Tarea A - Convierte en una lista el párrafo del texto sobre los dispositivos móviles que empieza con "Lo anterior es quizá", conservando sus datos principales.
Tarea B - Prolonga el texto sobre los dispositivos móviles a partir de su última oración.
======== Fragmento seleccionado
Hace unos días me encontraba en la sala de espera para abordar el avión que me llevaría de vacaciones al norte del país. Como ya acostumbro, envié un mensaje de texto a mi hermano para avisar que el vuelo saldría a tiempo y podría pasar por mí a la hora acordada. Y antes de que la azafata anunciara que los teléfonos celulares debían ser apagados, envié un mensaje intrascendente para despedirme de una amiga. La confirmación de mi hermano y el mensaje de buen viaje de mi amiga llegaron antes de que finalmente apagara el teléfono.
Ya en mi destino, un mensaje de mi jefe me hizo consultar mi correo electrónico en mi computadora portátil para resolver un asunto de último minuto en el trabajo. Durante mis vacaciones mi jefe enviaría un mensaje más para verificar que el pendiente quedara solucionado, mi amiga insistiría en más de una ocasión en enviar un mensaje matutino para saber si ya estaba despierto, y utilizaría el programa de chat en mi computadora de mano para decidir junto con mi hermano la mejor opción para cenar.
Lo anterior es quizá sólo un pequeño ejemplo de la manera en que los dispositivos móviles se han integrado en nuestras vidas, proporcionando información inmediata y facilitando transacciones comerciales. Los bancos envían mensajes al celular cuando hay un movimiento poco usual en las cuentas, en Europa el envío de publicidad a celulares (con opción de compra inmediata del producto) se está convirtiendo en la nueva modalidad del correo no deseado, los centros comerciales permiten cargar el mapa del lugar y ofertas en las computadoras de mano, y la relativa facilidad para el intercambio de multimedios, información y datos entre dispositivos permite su integración aumentando la productividad o desempeño de los mismos.
Si vivíamos en una era de información, ahora la vemos potenciada por la facilidad con que la información nos llega literalmente a las manos. Y nuestra sociedad está, lenta pero definitivamente, adoptando este flujo de información. El impacto social aún está por definirse.
No estoy seguro de querer ser tan fácilmente localizable por mi jefe en vacaciones.
================
======== Registros de datos
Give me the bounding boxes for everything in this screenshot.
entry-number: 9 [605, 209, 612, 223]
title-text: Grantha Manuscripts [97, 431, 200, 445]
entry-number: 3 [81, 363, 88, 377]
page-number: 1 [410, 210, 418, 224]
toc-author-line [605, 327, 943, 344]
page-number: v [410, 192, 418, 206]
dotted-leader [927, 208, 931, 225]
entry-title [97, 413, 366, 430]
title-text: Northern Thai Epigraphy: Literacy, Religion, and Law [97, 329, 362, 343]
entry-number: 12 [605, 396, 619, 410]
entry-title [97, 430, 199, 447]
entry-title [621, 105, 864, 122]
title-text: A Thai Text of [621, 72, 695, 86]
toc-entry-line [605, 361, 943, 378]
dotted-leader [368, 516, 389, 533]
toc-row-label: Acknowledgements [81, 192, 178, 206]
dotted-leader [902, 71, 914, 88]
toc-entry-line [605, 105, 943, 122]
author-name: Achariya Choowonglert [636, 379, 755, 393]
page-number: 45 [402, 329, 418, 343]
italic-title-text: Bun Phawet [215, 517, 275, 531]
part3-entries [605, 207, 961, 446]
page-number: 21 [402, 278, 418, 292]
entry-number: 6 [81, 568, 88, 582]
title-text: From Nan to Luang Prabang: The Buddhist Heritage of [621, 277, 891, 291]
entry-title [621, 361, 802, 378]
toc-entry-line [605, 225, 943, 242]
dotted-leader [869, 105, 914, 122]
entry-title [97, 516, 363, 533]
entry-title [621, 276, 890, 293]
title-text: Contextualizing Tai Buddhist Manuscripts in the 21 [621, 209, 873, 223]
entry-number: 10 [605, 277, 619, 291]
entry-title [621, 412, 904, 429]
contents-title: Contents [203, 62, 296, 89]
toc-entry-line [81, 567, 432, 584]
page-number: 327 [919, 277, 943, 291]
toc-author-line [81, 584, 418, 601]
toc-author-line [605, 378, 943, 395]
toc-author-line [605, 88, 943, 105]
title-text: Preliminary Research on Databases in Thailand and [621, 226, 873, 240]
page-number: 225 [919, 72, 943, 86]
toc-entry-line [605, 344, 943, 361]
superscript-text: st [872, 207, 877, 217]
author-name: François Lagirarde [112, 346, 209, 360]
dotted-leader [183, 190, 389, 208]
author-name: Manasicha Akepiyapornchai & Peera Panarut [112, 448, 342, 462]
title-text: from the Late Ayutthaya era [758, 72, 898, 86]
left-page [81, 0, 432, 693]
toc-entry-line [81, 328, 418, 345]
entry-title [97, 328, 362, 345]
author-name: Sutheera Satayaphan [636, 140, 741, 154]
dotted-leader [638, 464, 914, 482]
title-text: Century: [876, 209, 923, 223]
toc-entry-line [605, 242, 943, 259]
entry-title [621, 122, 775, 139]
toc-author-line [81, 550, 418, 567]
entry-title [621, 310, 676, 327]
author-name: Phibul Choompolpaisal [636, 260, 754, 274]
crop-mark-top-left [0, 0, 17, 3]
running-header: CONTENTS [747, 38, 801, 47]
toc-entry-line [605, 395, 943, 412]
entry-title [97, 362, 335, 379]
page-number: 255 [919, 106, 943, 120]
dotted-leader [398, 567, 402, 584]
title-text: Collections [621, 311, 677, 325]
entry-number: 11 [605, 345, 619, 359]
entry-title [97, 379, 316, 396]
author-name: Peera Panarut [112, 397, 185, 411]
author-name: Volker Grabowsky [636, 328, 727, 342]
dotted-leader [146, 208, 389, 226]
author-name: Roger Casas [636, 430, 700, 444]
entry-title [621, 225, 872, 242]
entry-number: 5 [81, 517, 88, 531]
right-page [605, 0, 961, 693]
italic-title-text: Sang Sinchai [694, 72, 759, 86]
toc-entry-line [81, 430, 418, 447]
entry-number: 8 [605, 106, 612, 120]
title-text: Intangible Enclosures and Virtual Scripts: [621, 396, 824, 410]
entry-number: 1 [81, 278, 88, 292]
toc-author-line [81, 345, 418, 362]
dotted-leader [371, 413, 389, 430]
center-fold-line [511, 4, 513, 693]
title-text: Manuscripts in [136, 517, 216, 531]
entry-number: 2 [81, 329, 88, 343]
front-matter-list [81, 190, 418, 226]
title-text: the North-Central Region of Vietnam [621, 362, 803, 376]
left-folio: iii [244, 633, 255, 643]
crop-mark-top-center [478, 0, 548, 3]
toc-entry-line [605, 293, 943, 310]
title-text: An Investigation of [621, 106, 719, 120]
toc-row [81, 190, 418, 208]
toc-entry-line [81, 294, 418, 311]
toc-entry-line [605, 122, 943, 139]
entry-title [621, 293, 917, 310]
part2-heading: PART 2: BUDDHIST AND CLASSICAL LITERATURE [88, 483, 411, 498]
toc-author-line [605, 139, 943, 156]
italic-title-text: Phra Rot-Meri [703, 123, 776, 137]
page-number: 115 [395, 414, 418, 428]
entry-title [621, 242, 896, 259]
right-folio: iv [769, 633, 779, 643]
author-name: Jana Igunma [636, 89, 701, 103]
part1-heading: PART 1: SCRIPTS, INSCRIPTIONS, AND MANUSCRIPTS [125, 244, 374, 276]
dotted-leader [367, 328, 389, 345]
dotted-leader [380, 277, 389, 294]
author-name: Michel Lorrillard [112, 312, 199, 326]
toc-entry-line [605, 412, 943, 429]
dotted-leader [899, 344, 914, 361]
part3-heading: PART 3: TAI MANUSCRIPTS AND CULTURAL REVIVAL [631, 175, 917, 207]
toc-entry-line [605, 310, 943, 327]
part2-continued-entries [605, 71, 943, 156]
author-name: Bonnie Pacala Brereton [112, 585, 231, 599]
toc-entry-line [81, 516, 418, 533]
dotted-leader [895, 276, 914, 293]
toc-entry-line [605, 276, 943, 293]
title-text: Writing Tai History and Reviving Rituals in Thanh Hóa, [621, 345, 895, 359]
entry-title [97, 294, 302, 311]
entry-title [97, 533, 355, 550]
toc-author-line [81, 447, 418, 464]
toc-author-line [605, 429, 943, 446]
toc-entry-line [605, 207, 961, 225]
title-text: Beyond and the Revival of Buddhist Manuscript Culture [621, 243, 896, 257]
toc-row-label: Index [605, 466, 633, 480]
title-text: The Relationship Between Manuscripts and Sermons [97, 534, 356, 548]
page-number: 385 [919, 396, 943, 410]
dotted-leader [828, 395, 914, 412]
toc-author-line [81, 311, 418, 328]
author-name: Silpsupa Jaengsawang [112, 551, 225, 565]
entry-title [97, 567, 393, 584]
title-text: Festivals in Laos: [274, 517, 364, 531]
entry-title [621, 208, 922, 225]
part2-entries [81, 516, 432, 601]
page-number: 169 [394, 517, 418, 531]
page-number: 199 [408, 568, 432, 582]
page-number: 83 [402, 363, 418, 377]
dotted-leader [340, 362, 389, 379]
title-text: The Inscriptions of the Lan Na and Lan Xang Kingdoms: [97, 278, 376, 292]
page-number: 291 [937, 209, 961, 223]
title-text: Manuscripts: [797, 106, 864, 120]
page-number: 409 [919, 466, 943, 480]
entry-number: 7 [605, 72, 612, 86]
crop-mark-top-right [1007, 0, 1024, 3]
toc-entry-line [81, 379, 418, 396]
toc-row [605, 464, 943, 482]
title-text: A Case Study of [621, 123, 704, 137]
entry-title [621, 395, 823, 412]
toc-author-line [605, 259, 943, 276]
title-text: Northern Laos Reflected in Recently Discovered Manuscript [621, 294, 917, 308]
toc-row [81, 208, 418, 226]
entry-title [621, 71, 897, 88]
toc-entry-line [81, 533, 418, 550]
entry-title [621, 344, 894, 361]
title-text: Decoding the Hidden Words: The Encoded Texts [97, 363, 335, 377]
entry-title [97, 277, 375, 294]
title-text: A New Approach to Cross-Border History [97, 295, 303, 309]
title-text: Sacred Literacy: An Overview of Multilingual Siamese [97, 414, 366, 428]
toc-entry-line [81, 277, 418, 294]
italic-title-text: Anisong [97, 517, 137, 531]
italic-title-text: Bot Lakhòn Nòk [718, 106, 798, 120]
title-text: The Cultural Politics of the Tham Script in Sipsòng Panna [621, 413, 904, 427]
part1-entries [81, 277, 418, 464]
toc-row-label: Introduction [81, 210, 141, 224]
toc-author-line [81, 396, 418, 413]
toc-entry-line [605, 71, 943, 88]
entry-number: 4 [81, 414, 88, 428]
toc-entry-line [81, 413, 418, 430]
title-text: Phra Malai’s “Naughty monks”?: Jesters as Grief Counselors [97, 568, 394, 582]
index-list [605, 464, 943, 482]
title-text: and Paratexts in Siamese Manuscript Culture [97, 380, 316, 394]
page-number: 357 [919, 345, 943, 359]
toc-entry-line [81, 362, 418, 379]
================
Respuesta A -
- Los dispositivos móviles se han integrado en nuestras vidas: proporcionan información inmediata y facilitan transacciones comerciales.
- Los bancos envían mensajes al celular cuando hay movimientos poco usuales en las cuentas.
- En Europa, la publicidad enviada a celulares, con opción de compra inmediata, se está convirtiendo en la nueva modalidad del correo no deseado.
- Los centros comerciales permiten cargar el mapa del lugar y sus ofertas en las computadoras de mano.
- La relativa facilidad para intercambiar multimedios, información y datos entre dispositivos permite integrarlos, lo que aumenta su productividad o desempeño.

Respuesta B -
Recuerdo una época en que mis compañeros de trabajo podían sobrevivir sin mí. Por otro lado, debo reconocer que los relativamente poco intrusivos mensajes nos han ahorrado problemas mayores o han facilitado las actividades del trabajo. Quizá puedo vivir sin las ofertas del centro comercial en mi palm, pero considero muy valioso poder modificar mi agenda, cambiar mis citas y localizar un restaurante cuando mi vuelo se ha retrasado. Pero es un hecho que con el desarrollo constante de las tecnologías móviles, la tendencia al uso de información localizada sólo puede aumentar.
Estas son buenas noticias para los desarrolladores de software, pues pueden explotar el mercado de aplicaciones para dispositivos móviles. Como las aplicaciones web (webapps), las aplicaciones móviles (m-applications) tienen un ciclo de desarrollo ágil y restricciones de uso de recursos y seguridad que deben plantear un atractivo reto para los lectores de esta revista. Ya empresas como Microsoft y PalmOne buscan fomentar la capacitación de programadores para tecnologías móviles, por medio de concursos estudiantiles y programas de capacitación.
Los desarrolladores de software seremos parte entonces de esta sobrecarga de información. Es un buen momento para ser desarrollador. Lo que hagamos con la información generada dependerá de nuestra sociedad. Por lo pronto, le he dicho a mi amiga que no necesita despertarme con un mensaje de texto... y que de vez en cuando una llamada por teléfono es bien recibida.